──────── Given records

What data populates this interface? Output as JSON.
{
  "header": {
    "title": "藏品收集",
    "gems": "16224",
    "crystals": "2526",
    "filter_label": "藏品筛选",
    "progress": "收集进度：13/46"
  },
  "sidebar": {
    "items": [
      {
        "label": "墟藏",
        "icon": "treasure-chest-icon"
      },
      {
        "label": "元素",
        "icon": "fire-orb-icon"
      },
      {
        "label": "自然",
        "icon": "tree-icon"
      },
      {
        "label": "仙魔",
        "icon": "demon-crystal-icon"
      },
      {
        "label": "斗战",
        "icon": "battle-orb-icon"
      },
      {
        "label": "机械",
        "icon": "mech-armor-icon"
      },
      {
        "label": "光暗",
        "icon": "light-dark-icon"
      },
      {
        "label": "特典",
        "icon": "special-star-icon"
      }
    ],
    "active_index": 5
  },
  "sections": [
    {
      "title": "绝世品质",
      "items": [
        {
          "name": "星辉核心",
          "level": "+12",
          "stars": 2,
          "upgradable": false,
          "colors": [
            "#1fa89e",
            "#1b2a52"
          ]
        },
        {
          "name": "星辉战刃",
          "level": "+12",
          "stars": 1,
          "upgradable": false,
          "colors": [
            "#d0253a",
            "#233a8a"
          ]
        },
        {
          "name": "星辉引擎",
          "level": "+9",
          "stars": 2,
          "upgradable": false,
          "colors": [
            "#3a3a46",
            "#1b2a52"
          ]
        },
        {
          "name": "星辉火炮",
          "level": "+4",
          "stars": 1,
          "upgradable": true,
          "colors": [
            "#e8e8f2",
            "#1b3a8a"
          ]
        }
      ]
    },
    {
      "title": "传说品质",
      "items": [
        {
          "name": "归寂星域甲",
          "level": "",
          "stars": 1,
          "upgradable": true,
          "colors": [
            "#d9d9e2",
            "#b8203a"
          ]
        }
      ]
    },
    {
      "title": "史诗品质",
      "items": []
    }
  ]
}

────────────────

■ **Problem statement**:
Your task is to reproduce all of the records exactly.

■ **Full output**:
What data populates this interface? Output as JSON.
{
  "header": {
    "title": "藏品收集",
    "gems": "16224",
    "crystals": "2526",
    "filter_label": "藏品筛选",
    "progress": "收集进度：13/46"
  },
  "sidebar": {
    "items": [
      {
        "label": "墟藏",
        "icon": "treasure-chest-icon"
      },
      {
        "label": "元素",
        "icon": "fire-orb-icon"
      },
      {
        "label": "自然",
        "icon": "tree-icon"
      },
      {
        "label": "仙魔",
        "icon": "demon-crystal-icon"
      },
      {
        "label": "斗战",
        "icon": "battle-orb-icon"
      },
      {
        "label": "机械",
        "icon": "mech-armor-icon"
      },
      {
        "label": "光暗",
        "icon": "light-dark-icon"
      },
      {
        "label": "特典",
        "icon": "special-star-icon"
      }
    ],
    "active_index": 5
  },
  "sections": [
    {
      "title": "绝世品质",
      "items": [
        {
          "name": "星辉核心",
          "level": "+12",
          "stars": 2,
          "upgradable": false,
          "colors": [
            "#1fa89e",
            "#1b2a52"
          ]
        },
        {
          "name": "星辉战刃",
          "level": "+12",
          "stars": 1,
          "upgradable": false,
          "colors": [
            "#d0253a",
            "#233a8a"
          ]
        },
        {
          "name": "星辉引擎",
          "level": "+9",
          "stars": 2,
          "upgradable": false,
          "colors": [
            "#3a3a46",
            "#1b2a52"
          ]
        },
        {
          "name": "星辉火炮",
          "level": "+4",
          "stars": 1,
          "upgradable": true,
          "colors": [
            "#e8e8f2",
            "#1b3a8a"
          ]
        }
      ]
    },
    {
      "title": "传说品质",
      "items": [
        {
          "name": "归寂星域甲",
          "level": "",
          "stars": 1,
          "upgradable": true,
          "colors": [
            "#d9d9e2",
            "#b8203a"
          ]
        }
      ]
    },
    {
      "title": "史诗品质",
      "items": []
    }
  ]
}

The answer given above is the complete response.